(Collected data entries)
>> BEGIN

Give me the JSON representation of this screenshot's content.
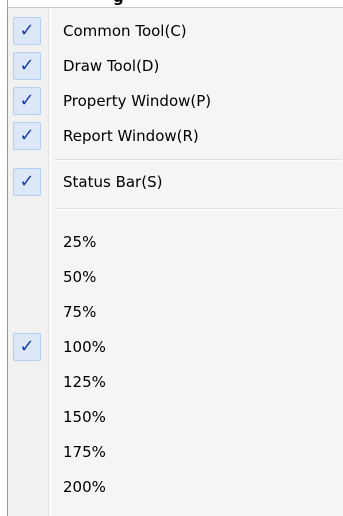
{
  "menu": {
    "top_partial_text": "g",
    "group_toolbars": [
      {
        "label": "Common Tool(C)",
        "checked": true
      },
      {
        "label": "Draw Tool(D)",
        "checked": true
      },
      {
        "label": "Property Window(P)",
        "checked": true
      },
      {
        "label": "Report Window(R)",
        "checked": true
      }
    ],
    "status_bar": {
      "label": "Status Bar(S)",
      "checked": true
    },
    "zoom_levels": [
      {
        "label": "25%",
        "checked": false
      },
      {
        "label": "50%",
        "checked": false
      },
      {
        "label": "75%",
        "checked": false
      },
      {
        "label": "100%",
        "checked": true
      },
      {
        "label": "125%",
        "checked": false
      },
      {
        "label": "150%",
        "checked": false
      },
      {
        "label": "175%",
        "checked": false
      },
      {
        "label": "200%",
        "checked": false
      }
    ],
    "check_glyph": "✓"
  }
}
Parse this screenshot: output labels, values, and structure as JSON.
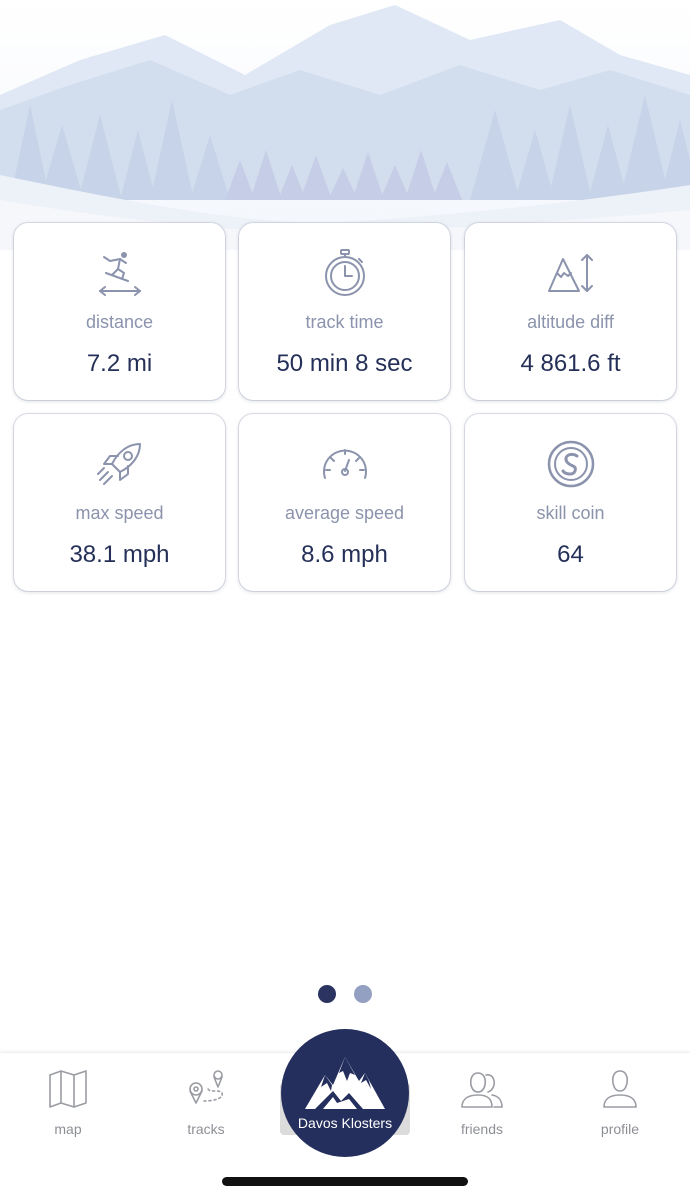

>> END

*What is being asked*:
Transcribe all entries above exactly. Drop the pictures.

*Task solution*:
Give me the JSON representation of this screenshot's content.
{
  "menu": {
    "top_partial_text": "g",
    "group_toolbars": [
      {
        "label": "Common Tool(C)",
        "checked": true
      },
      {
        "label": "Draw Tool(D)",
        "checked": true
      },
      {
        "label": "Property Window(P)",
        "checked": true
      },
      {
        "label": "Report Window(R)",
        "checked": true
      }
    ],
    "status_bar": {
      "label": "Status Bar(S)",
      "checked": true
    },
    "zoom_levels": [
      {
        "label": "25%",
        "checked": false
      },
      {
        "label": "50%",
        "checked": false
      },
      {
        "label": "75%",
        "checked": false
      },
      {
        "label": "100%",
        "checked": true
      },
      {
        "label": "125%",
        "checked": false
      },
      {
        "label": "150%",
        "checked": false
      },
      {
        "label": "175%",
        "checked": false
      },
      {
        "label": "200%",
        "checked": false
      }
    ],
    "check_glyph": "✓"
  }
}
Parse this screenshot: output labels, values, and structure as JSON.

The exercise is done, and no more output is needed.